| LISTED ENTRIES |
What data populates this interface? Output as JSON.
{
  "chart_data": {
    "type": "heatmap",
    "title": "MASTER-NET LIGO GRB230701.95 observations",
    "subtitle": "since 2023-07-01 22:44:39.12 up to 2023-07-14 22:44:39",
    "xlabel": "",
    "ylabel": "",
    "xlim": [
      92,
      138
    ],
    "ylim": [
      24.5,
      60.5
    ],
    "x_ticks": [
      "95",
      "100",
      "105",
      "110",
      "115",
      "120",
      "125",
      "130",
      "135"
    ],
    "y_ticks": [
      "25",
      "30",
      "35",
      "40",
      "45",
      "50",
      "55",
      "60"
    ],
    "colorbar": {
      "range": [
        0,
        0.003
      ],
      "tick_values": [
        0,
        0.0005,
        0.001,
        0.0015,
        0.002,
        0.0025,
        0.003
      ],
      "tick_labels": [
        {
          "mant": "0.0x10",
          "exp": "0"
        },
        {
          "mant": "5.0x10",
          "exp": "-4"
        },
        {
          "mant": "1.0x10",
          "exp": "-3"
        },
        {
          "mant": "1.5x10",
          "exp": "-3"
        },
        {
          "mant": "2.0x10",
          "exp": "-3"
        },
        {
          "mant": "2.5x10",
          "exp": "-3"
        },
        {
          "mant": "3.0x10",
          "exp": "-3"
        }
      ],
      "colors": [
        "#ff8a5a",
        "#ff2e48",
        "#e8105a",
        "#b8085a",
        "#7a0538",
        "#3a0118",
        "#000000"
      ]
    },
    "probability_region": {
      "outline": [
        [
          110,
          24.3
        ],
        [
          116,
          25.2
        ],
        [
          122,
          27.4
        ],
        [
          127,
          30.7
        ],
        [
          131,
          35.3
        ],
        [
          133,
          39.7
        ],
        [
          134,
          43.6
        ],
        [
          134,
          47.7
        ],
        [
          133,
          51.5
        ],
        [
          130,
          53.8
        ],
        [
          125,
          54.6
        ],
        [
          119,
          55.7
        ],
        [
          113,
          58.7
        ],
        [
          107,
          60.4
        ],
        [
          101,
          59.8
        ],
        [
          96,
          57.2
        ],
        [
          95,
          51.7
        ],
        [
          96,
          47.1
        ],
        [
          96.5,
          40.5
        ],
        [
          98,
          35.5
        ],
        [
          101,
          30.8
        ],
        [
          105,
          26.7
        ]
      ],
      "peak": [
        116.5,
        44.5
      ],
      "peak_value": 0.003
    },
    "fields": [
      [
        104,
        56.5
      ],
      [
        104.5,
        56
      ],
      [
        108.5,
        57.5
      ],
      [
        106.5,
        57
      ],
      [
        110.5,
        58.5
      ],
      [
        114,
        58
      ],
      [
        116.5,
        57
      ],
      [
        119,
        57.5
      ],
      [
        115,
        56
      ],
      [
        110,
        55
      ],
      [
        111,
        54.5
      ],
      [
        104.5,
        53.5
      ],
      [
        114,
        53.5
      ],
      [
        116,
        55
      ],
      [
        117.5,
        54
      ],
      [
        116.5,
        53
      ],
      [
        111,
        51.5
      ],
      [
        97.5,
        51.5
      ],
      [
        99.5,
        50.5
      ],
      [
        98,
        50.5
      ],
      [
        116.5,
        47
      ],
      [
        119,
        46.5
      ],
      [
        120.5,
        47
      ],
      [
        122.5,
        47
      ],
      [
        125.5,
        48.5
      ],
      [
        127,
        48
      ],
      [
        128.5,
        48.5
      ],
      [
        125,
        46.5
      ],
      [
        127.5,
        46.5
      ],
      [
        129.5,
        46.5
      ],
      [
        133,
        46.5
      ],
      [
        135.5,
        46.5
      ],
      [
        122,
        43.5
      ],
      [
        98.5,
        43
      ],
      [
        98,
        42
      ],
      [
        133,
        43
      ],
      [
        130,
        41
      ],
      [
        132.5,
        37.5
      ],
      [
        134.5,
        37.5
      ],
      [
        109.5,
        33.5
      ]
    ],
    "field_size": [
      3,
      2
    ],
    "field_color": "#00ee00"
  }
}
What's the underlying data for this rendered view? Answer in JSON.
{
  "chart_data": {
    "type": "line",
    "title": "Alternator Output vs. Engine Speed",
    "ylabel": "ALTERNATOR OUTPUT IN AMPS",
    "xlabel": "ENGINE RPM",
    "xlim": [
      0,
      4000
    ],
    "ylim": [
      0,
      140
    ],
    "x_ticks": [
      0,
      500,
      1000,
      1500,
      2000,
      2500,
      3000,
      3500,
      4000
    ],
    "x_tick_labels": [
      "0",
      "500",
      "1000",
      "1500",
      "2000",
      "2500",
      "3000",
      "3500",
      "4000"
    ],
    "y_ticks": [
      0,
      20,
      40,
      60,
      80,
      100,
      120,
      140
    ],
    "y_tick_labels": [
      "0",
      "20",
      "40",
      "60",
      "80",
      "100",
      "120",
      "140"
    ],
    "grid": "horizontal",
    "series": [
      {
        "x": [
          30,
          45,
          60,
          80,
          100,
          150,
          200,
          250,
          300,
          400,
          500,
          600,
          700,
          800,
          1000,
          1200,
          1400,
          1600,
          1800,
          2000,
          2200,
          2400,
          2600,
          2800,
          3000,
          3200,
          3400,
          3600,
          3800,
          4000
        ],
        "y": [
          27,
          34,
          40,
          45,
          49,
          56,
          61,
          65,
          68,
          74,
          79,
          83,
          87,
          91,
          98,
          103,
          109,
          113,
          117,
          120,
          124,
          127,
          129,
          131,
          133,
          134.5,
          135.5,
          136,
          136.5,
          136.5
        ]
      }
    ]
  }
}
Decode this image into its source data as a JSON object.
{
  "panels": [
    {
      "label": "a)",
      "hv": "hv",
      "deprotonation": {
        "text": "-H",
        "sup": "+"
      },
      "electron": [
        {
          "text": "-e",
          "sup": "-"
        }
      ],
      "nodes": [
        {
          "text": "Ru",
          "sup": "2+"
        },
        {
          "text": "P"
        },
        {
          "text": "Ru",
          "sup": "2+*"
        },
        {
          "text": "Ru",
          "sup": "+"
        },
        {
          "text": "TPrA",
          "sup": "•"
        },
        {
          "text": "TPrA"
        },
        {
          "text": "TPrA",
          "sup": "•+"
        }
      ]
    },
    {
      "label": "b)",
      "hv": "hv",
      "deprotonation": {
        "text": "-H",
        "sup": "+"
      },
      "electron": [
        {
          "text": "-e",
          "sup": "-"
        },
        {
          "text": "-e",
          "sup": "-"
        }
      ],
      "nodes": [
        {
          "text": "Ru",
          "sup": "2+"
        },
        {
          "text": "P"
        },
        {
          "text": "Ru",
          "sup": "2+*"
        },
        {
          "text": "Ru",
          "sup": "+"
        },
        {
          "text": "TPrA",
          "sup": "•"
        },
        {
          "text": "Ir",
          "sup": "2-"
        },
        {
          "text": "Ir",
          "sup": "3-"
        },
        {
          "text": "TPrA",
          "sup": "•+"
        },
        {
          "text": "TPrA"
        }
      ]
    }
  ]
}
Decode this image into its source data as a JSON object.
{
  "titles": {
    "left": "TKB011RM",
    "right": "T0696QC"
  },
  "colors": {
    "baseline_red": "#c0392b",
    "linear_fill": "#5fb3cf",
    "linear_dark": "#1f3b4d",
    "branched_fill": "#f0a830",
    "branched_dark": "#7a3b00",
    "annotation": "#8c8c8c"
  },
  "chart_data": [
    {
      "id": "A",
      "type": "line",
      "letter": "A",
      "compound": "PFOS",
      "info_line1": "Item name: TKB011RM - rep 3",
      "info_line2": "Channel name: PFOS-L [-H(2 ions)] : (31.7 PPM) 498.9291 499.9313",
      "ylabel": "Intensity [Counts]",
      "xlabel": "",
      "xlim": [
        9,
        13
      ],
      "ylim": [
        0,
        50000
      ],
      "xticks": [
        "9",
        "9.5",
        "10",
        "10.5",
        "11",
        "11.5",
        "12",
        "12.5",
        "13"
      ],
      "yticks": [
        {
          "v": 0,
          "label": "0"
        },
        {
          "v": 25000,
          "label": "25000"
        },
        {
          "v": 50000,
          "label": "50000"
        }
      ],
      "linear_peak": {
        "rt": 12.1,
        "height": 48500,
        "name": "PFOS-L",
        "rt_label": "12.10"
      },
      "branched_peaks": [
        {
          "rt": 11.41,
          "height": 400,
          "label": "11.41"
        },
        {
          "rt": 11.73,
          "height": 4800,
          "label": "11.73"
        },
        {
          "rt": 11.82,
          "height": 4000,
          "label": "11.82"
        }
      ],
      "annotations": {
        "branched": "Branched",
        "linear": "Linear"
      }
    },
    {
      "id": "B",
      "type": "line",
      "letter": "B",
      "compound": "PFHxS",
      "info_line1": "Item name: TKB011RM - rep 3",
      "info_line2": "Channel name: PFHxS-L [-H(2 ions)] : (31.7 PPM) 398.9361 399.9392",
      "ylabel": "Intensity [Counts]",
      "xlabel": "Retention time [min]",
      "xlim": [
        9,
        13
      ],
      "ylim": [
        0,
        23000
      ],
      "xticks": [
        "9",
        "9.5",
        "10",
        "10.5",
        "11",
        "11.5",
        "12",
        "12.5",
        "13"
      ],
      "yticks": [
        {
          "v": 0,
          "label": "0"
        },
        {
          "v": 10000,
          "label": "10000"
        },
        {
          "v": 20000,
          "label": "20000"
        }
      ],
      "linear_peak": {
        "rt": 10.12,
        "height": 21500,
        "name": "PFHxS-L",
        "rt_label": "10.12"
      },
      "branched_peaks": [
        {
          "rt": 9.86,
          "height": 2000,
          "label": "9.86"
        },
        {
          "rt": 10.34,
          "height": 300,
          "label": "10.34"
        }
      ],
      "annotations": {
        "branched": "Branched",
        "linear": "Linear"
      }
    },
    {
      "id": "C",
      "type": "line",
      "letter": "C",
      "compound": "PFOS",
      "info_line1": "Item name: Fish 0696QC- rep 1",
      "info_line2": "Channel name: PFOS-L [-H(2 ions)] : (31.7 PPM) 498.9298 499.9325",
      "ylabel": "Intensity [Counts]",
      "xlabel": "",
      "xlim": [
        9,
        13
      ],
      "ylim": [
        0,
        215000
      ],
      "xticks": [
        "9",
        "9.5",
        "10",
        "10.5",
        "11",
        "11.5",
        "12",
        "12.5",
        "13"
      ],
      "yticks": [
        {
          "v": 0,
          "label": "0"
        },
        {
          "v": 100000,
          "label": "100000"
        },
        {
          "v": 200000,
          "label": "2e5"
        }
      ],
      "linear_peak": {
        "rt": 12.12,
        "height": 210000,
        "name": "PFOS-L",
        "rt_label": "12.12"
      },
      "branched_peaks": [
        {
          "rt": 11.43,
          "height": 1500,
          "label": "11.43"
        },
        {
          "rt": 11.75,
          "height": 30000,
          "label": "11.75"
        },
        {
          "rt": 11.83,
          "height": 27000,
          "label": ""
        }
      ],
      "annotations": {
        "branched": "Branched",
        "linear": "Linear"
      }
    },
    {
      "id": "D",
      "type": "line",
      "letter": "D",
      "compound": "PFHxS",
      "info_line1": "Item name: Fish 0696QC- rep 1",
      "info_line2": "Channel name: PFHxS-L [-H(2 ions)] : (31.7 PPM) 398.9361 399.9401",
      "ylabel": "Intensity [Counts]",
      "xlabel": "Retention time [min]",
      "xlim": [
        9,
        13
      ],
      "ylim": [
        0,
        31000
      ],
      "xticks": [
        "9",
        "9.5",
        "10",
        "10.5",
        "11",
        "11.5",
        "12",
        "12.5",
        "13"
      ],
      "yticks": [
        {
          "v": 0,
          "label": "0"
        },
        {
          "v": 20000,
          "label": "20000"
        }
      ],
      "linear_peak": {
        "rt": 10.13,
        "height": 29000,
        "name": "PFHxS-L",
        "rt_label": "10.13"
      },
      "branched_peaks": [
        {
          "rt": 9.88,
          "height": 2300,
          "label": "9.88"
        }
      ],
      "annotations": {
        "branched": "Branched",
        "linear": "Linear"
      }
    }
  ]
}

| TASK TO COMPLETE |
Copy each line of the listing that holds the word "mant".

| TASK OUTPUT |
          "mant": "0.0x10",
          "mant": "5.0x10",
          "mant": "1.0x10",
          "mant": "1.5x10",
          "mant": "2.0x10",
          "mant": "2.5x10",
          "mant": "3.0x10",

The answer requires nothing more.